══ SOURCE TEXT ══

The company’s latest buy, Bird Eats Bug in August of 2024, marked BrowserStack’s fifth acquisition since Percy, a visual testing platform, in 2020.

Bird Eats Bug is a bug reporting platform based in Berlin. BrowserStack is currently in the process of integrating Bird Eats Bug’s capabilities into its existing QA ecosystem, culminating in the launch of Bug Capture, a new solution for manual testing.

Arora said that “by integrating Bug Capture’s approach to bug reporting into our platform, we’re not just streamlining workflows; we’re boosting development teams’ productivity so they can focus more on building great products and less on managing the intricacies of the testing process.”

Current software development suffers from inefficiencies in bug-reporting processes. Bug Capture allows teams to debug issues 30% faster on average, he claimed.

Arora said the key features include instant replays, screen recording, and auto-captured technical logs, such as console and network logs, system details, and steps to reproduce, “all consolidated into one clean bug report.”

“These features work in harmony to eliminate the need for extensive back-and-forth between testers, product managers, developers, support teams, and customers,” Arora concluded.

═══
══ GIVEN ENTRIES ══

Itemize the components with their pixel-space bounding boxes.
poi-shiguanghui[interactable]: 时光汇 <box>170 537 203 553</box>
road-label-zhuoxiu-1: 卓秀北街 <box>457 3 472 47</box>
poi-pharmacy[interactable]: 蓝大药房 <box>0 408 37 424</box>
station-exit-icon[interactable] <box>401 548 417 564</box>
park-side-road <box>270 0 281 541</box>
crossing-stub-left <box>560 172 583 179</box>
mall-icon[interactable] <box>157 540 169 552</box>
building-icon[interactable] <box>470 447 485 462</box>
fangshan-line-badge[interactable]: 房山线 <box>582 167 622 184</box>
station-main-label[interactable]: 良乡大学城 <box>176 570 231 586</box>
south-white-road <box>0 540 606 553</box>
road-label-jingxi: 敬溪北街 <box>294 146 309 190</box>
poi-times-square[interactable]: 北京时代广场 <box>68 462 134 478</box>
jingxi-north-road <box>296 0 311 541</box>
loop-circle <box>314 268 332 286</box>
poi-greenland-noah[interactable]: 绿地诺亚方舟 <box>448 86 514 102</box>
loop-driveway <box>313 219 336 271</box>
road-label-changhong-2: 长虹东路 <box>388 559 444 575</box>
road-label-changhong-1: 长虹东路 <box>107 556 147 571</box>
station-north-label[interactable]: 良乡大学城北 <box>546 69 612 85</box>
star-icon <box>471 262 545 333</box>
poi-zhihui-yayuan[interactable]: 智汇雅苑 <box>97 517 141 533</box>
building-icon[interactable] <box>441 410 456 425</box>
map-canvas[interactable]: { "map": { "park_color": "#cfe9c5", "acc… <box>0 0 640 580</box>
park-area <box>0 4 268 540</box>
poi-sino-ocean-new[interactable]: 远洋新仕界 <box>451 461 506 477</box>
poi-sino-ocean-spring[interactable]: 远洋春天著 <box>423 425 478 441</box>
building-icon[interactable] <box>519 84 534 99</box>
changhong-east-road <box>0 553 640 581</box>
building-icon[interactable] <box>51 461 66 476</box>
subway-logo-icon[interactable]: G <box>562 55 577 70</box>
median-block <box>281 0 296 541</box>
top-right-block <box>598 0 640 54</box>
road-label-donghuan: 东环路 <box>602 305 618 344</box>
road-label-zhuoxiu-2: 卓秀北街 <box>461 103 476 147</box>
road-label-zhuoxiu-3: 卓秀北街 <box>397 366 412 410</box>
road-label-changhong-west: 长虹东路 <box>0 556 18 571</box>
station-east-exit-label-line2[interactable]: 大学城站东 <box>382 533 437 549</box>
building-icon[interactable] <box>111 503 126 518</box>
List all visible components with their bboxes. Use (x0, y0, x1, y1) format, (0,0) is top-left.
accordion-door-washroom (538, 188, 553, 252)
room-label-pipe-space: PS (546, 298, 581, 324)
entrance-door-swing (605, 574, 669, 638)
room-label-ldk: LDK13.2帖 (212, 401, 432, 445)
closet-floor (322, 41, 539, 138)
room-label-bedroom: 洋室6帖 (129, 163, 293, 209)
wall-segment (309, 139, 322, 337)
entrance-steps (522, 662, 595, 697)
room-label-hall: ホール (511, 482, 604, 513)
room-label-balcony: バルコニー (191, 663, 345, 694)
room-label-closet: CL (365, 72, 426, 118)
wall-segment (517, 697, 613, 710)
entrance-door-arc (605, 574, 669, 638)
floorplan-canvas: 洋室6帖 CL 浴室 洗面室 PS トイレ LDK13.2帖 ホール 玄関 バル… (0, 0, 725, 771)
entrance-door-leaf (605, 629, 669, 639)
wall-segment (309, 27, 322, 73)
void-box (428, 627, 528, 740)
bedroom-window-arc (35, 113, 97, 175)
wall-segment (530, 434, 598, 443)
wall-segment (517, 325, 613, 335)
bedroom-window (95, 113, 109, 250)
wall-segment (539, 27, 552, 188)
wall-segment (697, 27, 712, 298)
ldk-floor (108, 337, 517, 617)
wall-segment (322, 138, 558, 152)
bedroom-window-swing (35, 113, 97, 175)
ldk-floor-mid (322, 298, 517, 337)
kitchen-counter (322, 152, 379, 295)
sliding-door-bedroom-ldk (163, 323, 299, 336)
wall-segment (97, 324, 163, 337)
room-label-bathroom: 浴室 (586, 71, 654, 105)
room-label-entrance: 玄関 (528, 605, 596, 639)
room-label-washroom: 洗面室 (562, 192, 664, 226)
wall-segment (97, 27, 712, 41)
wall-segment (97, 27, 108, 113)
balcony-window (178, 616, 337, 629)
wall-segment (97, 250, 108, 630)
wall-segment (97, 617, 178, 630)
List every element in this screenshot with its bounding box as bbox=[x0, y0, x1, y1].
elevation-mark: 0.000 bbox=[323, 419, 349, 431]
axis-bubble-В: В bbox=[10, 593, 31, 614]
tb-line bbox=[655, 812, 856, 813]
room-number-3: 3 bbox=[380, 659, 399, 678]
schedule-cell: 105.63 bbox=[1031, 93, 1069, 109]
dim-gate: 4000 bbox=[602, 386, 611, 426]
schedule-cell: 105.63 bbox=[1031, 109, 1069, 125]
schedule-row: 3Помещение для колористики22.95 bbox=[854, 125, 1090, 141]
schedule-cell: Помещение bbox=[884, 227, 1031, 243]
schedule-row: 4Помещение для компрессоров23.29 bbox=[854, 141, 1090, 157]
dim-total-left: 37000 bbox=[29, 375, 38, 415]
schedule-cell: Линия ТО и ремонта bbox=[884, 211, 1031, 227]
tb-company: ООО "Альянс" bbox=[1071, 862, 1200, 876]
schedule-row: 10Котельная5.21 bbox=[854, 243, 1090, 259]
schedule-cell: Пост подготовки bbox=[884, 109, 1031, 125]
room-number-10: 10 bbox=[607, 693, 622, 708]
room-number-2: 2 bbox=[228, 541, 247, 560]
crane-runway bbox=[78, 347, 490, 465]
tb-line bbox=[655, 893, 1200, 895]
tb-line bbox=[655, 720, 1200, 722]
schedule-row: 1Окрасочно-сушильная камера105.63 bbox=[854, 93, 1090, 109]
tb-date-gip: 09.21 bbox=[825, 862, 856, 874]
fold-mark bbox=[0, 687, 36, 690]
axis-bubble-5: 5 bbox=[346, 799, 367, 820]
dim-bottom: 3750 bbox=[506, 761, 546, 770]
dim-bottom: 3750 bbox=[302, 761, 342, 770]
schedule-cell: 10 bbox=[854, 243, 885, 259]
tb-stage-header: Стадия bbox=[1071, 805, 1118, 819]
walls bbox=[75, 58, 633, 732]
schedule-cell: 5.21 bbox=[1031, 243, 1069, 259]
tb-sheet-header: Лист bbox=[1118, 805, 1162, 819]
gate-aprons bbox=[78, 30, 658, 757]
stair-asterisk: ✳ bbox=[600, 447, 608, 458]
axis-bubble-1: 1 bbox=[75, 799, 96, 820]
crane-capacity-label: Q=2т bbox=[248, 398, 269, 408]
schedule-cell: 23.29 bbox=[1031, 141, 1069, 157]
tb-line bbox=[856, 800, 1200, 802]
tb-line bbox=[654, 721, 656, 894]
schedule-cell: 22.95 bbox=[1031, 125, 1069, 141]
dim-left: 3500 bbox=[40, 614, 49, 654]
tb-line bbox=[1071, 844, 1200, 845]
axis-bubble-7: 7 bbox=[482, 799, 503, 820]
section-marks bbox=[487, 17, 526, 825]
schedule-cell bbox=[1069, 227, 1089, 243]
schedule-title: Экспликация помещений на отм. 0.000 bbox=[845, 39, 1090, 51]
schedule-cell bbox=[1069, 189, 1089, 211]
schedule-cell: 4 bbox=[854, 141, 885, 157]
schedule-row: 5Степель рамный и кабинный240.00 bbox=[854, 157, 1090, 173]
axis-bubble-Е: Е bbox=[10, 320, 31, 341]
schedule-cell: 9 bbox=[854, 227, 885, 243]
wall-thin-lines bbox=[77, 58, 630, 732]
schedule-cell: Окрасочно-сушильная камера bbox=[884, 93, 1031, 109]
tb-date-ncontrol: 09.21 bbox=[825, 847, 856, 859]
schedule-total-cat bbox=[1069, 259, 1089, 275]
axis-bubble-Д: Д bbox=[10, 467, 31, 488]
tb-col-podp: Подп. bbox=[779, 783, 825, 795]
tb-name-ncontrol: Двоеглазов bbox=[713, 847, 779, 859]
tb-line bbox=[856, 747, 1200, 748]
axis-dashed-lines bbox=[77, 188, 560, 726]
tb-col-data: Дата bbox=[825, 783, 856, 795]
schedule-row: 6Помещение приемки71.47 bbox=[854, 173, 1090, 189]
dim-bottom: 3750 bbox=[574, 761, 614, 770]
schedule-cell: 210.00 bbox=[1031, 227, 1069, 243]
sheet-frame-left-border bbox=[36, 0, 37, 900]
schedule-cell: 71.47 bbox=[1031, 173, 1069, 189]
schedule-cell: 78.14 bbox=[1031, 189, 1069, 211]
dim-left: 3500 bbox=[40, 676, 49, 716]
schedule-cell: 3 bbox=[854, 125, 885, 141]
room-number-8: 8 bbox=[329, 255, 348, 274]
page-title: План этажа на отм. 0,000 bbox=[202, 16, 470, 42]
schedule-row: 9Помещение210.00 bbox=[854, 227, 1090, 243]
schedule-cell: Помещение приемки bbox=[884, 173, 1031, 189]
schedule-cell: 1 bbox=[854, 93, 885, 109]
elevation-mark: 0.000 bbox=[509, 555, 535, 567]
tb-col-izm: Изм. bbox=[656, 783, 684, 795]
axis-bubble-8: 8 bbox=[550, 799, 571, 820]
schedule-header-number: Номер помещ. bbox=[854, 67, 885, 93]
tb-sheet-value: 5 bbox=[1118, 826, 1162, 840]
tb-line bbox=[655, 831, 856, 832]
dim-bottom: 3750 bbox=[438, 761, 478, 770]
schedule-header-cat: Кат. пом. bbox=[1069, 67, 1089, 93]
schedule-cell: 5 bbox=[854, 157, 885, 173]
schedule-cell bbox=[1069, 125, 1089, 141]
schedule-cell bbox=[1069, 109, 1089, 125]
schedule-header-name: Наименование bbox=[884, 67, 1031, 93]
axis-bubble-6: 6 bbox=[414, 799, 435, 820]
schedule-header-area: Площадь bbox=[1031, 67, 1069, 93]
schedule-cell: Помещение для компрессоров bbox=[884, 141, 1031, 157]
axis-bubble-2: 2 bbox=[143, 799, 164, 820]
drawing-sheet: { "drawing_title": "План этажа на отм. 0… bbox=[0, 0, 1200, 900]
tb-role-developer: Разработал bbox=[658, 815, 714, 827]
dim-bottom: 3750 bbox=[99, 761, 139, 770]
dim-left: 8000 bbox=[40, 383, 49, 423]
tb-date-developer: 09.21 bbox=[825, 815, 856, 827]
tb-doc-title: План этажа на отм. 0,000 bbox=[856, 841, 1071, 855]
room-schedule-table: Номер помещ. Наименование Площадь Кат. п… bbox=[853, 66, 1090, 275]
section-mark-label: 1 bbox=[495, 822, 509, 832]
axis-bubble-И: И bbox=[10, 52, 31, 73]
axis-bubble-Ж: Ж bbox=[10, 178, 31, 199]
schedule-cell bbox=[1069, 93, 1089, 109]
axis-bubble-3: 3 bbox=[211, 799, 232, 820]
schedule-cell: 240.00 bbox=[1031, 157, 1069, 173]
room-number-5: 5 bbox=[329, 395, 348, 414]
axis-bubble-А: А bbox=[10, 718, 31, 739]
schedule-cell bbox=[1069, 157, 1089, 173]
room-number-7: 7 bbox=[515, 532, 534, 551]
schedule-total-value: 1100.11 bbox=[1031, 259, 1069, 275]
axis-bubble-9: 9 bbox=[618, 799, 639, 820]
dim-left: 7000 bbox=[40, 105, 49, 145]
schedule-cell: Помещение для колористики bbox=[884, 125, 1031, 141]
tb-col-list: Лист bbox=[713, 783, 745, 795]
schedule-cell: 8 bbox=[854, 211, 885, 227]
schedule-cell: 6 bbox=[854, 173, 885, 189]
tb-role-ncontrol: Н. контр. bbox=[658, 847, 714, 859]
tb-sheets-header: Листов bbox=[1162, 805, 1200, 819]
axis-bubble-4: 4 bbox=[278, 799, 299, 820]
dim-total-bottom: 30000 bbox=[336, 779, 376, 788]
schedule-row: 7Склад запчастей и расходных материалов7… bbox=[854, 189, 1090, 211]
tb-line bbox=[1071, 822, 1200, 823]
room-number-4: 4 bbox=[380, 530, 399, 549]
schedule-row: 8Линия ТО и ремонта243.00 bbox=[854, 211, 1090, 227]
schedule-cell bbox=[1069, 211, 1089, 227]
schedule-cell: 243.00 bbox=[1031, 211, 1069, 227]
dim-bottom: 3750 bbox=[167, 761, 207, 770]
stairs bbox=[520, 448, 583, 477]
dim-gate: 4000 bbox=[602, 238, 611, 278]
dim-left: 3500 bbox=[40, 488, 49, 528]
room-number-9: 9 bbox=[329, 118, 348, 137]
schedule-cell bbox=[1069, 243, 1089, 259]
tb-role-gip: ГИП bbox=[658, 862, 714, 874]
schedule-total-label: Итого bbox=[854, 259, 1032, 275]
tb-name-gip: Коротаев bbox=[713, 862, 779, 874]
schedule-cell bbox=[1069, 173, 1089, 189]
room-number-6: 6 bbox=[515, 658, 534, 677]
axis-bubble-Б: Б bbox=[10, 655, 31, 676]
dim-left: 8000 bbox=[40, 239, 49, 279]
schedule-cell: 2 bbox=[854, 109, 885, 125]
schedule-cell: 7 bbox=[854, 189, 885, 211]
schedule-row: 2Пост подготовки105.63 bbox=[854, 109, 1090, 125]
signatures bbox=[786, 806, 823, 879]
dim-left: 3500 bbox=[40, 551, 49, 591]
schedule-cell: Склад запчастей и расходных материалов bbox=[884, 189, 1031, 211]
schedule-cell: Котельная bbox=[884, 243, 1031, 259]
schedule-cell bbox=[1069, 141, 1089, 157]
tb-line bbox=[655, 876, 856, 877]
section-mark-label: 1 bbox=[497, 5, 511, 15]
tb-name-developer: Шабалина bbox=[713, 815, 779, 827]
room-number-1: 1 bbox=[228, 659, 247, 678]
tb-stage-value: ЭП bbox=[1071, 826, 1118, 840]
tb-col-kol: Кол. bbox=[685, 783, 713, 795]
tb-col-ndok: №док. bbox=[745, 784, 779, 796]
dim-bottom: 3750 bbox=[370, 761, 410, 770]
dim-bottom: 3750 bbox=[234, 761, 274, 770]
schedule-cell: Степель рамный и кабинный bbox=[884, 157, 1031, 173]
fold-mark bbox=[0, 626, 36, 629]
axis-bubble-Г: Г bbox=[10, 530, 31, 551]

═══

EXERCISE: Copy word for word the part of the BrowserStack text above from "Bird Eats Bug is" to "for manual testing.".

ANSWER BOX:
Bird Eats Bug is a bug reporting platform based in Berlin. BrowserStack is currently in the process of integrating Bird Eats Bug’s capabilities into its existing QA ecosystem, culminating in the launch of Bug Capture, a new solution for manual testing.